Exercise instructions
Can you write out all the lines word for word, with no pictures?

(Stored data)
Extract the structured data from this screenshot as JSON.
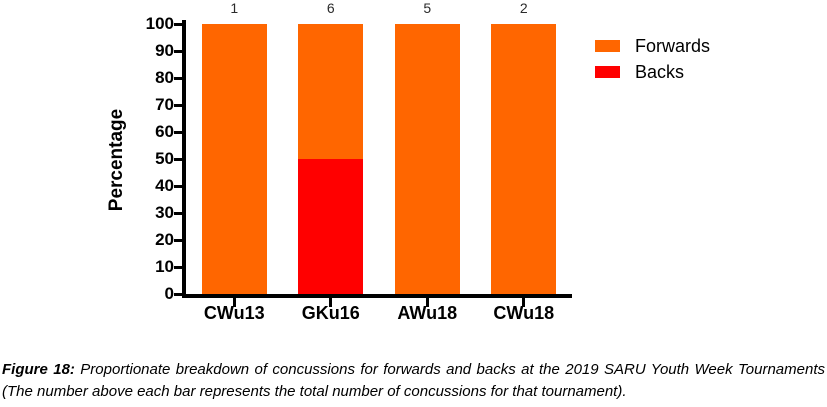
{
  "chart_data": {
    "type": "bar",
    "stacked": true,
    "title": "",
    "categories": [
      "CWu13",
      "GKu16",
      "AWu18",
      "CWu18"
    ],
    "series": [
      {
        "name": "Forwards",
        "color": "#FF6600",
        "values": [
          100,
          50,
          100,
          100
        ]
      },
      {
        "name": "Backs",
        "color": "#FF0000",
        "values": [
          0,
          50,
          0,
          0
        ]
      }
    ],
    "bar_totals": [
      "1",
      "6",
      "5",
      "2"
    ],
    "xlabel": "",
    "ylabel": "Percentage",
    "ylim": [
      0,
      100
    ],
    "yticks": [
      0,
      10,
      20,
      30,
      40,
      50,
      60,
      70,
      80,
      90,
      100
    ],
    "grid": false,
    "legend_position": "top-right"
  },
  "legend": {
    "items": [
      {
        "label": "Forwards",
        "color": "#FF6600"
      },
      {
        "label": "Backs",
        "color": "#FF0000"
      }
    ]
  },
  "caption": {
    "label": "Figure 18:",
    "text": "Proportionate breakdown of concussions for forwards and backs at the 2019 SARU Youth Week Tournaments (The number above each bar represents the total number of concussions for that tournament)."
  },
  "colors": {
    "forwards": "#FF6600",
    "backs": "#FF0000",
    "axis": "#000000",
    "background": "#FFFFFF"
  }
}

Result for this exercise
Extract the structured data from this screenshot as JSON.
{
  "chart_data": {
    "type": "bar",
    "stacked": true,
    "title": "",
    "categories": [
      "CWu13",
      "GKu16",
      "AWu18",
      "CWu18"
    ],
    "series": [
      {
        "name": "Forwards",
        "color": "#FF6600",
        "values": [
          100,
          50,
          100,
          100
        ]
      },
      {
        "name": "Backs",
        "color": "#FF0000",
        "values": [
          0,
          50,
          0,
          0
        ]
      }
    ],
    "bar_totals": [
      "1",
      "6",
      "5",
      "2"
    ],
    "xlabel": "",
    "ylabel": "Percentage",
    "ylim": [
      0,
      100
    ],
    "yticks": [
      0,
      10,
      20,
      30,
      40,
      50,
      60,
      70,
      80,
      90,
      100
    ],
    "grid": false,
    "legend_position": "top-right"
  },
  "legend": {
    "items": [
      {
        "label": "Forwards",
        "color": "#FF6600"
      },
      {
        "label": "Backs",
        "color": "#FF0000"
      }
    ]
  },
  "caption": {
    "label": "Figure 18:",
    "text": "Proportionate breakdown of concussions for forwards and backs at the 2019 SARU Youth Week Tournaments (The number above each bar represents the total number of concussions for that tournament)."
  },
  "colors": {
    "forwards": "#FF6600",
    "backs": "#FF0000",
    "axis": "#000000",
    "background": "#FFFFFF"
  }
}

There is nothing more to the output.